EXERCISE REQUIREMENTS: Collect each line containing "this".

RECORDS TO PROCESS:
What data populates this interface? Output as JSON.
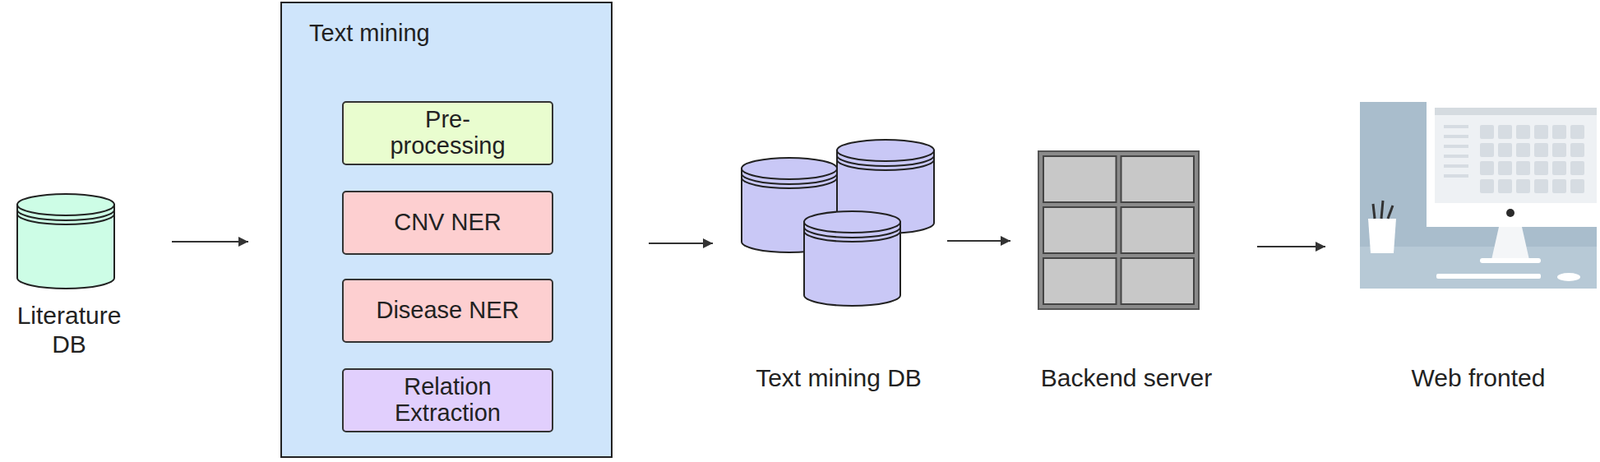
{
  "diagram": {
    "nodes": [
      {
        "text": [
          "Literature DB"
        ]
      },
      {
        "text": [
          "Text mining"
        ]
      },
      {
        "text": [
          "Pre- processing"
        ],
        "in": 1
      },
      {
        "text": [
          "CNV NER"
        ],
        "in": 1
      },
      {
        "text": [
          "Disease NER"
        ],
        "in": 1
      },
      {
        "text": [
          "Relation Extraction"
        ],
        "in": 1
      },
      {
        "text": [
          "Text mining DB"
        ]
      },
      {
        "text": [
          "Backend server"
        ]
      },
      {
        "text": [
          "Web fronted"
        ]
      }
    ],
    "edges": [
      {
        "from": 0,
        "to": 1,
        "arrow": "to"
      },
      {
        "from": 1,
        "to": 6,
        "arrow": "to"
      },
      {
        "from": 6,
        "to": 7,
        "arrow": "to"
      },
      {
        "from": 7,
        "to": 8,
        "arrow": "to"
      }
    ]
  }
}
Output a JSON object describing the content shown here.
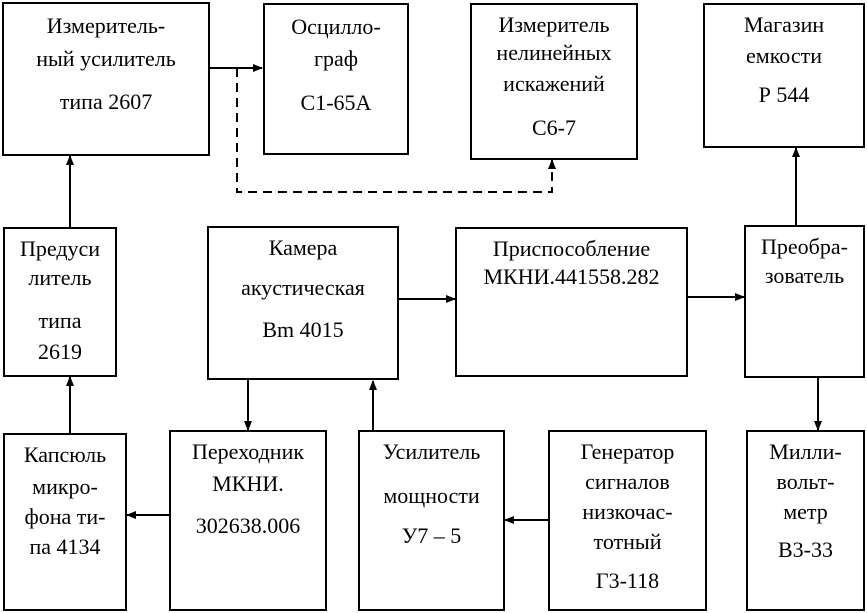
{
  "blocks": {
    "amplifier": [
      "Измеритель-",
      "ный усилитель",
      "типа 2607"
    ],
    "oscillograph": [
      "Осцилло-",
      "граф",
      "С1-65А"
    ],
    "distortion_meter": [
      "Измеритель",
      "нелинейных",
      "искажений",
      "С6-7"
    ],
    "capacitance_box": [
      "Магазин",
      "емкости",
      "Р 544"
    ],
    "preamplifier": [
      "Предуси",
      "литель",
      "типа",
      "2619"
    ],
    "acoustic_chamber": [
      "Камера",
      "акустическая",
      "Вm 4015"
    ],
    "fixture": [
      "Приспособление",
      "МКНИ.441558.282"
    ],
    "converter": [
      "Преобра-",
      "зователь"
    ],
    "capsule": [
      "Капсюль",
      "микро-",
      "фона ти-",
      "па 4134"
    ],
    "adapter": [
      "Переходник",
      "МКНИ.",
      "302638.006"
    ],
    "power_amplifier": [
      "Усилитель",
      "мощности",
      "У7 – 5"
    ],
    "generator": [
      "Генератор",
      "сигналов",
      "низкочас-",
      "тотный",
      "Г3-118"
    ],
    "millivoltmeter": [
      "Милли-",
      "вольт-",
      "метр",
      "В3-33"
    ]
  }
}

--

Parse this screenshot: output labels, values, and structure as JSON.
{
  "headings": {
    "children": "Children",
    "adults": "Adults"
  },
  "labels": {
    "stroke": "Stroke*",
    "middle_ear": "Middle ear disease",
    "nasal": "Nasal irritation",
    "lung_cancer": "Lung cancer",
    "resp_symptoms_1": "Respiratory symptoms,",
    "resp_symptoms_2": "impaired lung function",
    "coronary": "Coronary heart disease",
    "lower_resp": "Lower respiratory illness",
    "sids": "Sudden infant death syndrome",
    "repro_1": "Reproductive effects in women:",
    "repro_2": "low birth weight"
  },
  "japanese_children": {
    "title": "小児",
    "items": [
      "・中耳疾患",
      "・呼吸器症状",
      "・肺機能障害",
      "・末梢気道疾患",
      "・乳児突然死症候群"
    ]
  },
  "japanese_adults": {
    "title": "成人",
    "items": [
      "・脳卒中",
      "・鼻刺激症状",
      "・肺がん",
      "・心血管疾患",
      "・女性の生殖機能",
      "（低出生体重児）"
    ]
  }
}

SOLVED EXERCISE:
What data populates this interface? Output as JSON.
Parse this screenshot: output labels, values, and structure as JSON.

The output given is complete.